Exercise aim: Below is a listing; copy all of it exactly.

Data supplied:
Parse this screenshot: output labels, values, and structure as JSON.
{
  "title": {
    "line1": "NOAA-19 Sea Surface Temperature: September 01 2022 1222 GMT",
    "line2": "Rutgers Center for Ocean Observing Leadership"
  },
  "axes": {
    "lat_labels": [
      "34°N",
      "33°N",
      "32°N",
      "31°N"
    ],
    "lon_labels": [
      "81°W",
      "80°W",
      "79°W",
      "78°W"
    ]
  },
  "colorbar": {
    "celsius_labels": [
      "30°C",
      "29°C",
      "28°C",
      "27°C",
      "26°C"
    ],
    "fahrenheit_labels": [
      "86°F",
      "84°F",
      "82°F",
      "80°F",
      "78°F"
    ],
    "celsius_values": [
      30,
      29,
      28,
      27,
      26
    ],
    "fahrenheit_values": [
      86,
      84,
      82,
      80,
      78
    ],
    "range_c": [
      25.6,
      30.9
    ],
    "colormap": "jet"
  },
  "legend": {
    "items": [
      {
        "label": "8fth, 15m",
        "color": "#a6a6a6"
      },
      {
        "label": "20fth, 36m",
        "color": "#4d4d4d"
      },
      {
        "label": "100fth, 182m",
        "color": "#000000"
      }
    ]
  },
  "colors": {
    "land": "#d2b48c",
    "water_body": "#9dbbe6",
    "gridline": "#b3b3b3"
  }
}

Output for this task:
Parse this screenshot: output labels, values, and structure as JSON.
{
  "title": {
    "line1": "NOAA-19 Sea Surface Temperature: September 01 2022 1222 GMT",
    "line2": "Rutgers Center for Ocean Observing Leadership"
  },
  "axes": {
    "lat_labels": [
      "34°N",
      "33°N",
      "32°N",
      "31°N"
    ],
    "lon_labels": [
      "81°W",
      "80°W",
      "79°W",
      "78°W"
    ]
  },
  "colorbar": {
    "celsius_labels": [
      "30°C",
      "29°C",
      "28°C",
      "27°C",
      "26°C"
    ],
    "fahrenheit_labels": [
      "86°F",
      "84°F",
      "82°F",
      "80°F",
      "78°F"
    ],
    "celsius_values": [
      30,
      29,
      28,
      27,
      26
    ],
    "fahrenheit_values": [
      86,
      84,
      82,
      80,
      78
    ],
    "range_c": [
      25.6,
      30.9
    ],
    "colormap": "jet"
  },
  "legend": {
    "items": [
      {
        "label": "8fth, 15m",
        "color": "#a6a6a6"
      },
      {
        "label": "20fth, 36m",
        "color": "#4d4d4d"
      },
      {
        "label": "100fth, 182m",
        "color": "#000000"
      }
    ]
  },
  "colors": {
    "land": "#d2b48c",
    "water_body": "#9dbbe6",
    "gridline": "#b3b3b3"
  }
}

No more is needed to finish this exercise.